*TEXT*
--- START ---
EccDNA-oriented HGF potential role in platinum resistance and cancer progression based on differential abundance analysis of eccDNAs in lung cancer

Extrachromosomal circular DNAs (eccDNAs) play a role in tumorigenesis and tumor progression. This study aims to identify eccDNA biomarkers associated with platinum-based chemoresistance and to elucidate their underlying molecular mechanisms. Plasma samples were collected from four patients who did not respond to platinum-based chemotherapy and nine who did respond. We conducted eccDNA circle-sequencing and bioinformatics analyses to examine the distribution and abundance levels of eccDNAs. Our results showed that we purified and sequenced over 10,000 eccDNAs from the 13 plasma samples, with sizes ranging from 0.01 kb to 1000 kb. We found 310 eccDNAs that were differentially abundance between the platinum-based chemotherapy responders and non-responders. Of these, 190 eccDNAs were upregulated in non-responders and were primarily involved in endocytosis and the degradation of valine, leucine, and isoleucine. The PPI network highlighted 20 hub genes, with six candidate genes (HGF, KIF17, NUDT1, IFI16, TLR9, and ANKRD2) positively associated with resistance to platinum drugs in cancer cells. Notably, HGF was the only gene linked to poor disease-free survival in the 13 patients studied. HGF expression was negatively correlated with the sensitivity to Pluripotin, CEP-32496, SGI-1027, APR-246, and BGB-283. These findings suggest that HGF, identified through eccDNA sequencing, acts as an oncogene and may serve as a novel biomarker for platinum resistance and prognosis evaluation in lung cancer.
--- END ---
*YOUR GOAL*
Decide whether each statement agrees with the text above. Answer yes or no for each, and quote the words of the text that decide it.
(a) The plasma samples came from four patients who did not respond to platinum-based chemotherapy and nine who did.
(b) Of the 310 differentially abundant eccDNAs, 190 were upregulated in responders.
(c) More than one of the six candidate genes was linked to poor disease-free survival in the 13 patients.

*PROVIDED DATA*
--- START ---
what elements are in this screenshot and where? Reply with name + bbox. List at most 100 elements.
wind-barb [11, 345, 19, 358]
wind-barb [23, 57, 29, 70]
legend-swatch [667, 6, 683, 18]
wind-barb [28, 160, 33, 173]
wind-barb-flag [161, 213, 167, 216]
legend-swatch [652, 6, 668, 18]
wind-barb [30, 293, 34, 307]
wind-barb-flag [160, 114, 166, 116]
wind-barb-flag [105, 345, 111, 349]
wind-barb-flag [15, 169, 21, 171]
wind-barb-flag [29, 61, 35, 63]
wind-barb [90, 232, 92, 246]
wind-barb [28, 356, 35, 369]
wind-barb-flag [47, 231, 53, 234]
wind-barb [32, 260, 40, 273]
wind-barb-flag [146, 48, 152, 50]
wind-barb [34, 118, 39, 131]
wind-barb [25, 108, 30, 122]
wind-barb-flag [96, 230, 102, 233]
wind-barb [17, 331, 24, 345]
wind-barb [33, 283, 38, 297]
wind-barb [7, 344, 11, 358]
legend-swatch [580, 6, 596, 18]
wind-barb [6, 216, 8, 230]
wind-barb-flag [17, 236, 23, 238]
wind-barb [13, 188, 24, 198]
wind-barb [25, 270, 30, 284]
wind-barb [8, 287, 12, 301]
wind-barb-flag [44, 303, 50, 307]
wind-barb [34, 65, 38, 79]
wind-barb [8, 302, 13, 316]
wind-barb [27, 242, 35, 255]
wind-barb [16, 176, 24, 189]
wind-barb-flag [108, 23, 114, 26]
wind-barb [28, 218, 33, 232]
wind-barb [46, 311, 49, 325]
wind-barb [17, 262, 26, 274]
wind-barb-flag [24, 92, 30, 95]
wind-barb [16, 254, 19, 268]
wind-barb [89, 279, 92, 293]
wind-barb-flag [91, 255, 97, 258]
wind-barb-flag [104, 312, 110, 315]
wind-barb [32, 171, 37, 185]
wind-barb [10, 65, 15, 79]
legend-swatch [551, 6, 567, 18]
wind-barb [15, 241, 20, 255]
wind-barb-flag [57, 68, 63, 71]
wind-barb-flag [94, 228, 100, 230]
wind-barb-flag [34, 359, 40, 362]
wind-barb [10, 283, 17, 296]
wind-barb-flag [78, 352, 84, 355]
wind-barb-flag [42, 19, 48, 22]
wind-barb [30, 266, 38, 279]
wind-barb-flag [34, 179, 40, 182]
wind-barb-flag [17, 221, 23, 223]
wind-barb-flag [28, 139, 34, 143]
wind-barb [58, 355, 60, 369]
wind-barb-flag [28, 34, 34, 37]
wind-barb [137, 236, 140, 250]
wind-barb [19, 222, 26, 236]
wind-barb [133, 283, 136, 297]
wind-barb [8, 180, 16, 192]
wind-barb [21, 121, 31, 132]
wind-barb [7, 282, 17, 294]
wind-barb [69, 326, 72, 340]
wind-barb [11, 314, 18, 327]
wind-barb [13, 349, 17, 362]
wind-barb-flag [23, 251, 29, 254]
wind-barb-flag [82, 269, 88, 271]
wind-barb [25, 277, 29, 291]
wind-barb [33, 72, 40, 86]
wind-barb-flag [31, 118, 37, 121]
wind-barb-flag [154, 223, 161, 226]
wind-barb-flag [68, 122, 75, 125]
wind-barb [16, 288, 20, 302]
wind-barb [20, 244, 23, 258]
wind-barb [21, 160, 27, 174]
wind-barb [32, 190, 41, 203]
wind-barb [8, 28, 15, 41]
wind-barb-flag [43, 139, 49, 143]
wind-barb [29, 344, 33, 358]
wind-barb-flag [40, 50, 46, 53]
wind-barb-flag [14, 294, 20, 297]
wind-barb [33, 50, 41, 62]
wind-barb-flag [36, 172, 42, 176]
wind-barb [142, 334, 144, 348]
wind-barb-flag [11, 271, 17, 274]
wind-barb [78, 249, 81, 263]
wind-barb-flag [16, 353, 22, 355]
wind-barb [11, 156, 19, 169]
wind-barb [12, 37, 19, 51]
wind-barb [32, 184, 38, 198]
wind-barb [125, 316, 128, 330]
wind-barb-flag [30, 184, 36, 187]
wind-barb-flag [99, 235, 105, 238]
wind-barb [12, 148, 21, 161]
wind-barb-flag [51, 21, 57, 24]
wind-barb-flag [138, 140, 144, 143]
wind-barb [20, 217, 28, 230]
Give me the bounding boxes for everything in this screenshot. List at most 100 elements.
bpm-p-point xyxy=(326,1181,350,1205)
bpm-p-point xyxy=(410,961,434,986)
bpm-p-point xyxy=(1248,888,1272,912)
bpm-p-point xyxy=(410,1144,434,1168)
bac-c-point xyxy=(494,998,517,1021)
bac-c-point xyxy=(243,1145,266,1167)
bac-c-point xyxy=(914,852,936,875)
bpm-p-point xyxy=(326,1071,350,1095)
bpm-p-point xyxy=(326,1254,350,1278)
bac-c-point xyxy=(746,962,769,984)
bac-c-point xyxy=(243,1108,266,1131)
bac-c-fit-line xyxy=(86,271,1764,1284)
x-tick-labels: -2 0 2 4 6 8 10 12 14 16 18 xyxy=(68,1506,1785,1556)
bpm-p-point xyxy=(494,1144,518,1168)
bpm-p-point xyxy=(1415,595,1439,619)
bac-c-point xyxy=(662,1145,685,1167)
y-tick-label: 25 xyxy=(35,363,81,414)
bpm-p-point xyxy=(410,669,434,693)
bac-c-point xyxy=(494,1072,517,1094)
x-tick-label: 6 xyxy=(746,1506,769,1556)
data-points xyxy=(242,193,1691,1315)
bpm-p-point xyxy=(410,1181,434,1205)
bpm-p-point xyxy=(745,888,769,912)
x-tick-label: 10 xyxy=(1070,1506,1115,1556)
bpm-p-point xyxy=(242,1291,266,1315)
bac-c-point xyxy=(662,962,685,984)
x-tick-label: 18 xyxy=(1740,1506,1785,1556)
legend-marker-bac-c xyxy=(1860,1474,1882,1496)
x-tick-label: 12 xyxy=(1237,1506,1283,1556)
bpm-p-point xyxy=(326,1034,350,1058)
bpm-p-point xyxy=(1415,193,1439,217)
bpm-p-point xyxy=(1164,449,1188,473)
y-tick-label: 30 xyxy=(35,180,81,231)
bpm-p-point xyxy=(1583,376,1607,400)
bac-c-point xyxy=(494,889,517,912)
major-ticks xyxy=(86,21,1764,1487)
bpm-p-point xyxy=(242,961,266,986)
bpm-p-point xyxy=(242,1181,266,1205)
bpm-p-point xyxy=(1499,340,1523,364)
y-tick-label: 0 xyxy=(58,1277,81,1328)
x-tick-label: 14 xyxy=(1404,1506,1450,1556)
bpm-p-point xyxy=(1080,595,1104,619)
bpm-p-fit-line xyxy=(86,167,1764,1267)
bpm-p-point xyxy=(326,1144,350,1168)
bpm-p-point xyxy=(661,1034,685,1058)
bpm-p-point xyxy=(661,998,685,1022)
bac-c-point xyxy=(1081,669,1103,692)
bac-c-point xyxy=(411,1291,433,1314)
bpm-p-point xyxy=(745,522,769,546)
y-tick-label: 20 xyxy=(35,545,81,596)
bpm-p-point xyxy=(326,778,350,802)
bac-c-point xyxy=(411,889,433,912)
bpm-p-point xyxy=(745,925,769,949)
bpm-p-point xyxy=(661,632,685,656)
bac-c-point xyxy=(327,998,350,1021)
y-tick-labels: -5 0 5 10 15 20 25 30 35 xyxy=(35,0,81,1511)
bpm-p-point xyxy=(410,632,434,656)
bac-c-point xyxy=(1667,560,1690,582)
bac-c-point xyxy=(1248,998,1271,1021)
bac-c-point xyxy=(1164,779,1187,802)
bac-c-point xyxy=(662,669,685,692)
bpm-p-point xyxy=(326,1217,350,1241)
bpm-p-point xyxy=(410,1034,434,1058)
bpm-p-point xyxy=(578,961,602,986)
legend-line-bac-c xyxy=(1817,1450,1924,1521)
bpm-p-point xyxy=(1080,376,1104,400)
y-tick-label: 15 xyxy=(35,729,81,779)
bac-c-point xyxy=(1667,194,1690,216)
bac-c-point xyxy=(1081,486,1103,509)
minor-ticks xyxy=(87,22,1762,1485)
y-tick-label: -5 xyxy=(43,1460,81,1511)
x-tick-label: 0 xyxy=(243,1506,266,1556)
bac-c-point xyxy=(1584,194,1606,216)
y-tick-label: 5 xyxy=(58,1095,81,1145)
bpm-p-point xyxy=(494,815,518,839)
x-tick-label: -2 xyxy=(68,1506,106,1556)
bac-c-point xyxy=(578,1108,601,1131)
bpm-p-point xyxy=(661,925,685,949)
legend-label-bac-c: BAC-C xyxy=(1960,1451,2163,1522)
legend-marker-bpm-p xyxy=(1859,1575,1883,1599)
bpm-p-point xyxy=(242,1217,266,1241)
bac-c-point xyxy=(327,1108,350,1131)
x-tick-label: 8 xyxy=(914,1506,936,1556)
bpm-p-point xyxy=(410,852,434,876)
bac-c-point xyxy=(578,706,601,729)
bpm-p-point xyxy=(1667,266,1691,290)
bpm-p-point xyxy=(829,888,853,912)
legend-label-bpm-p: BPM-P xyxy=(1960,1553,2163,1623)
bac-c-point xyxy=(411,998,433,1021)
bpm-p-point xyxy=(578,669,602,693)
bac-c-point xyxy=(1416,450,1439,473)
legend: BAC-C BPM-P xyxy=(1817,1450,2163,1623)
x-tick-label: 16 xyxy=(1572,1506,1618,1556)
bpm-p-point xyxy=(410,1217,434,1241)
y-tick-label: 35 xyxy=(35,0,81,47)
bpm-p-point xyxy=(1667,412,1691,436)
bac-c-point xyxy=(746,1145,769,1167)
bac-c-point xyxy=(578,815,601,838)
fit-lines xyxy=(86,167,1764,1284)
--- END ---
*ANSWER TO THE EXERCISE*
(a) Yes: "Plasma samples were collected from four patients who did not respond to platinum-based chemotherapy and nine who did respond."
(b) No: "Of these, 190 eccDNAs were upregulated in non-responders"
(c) No: "HGF was the only gene linked to poor disease-free survival in the 13 patients studied"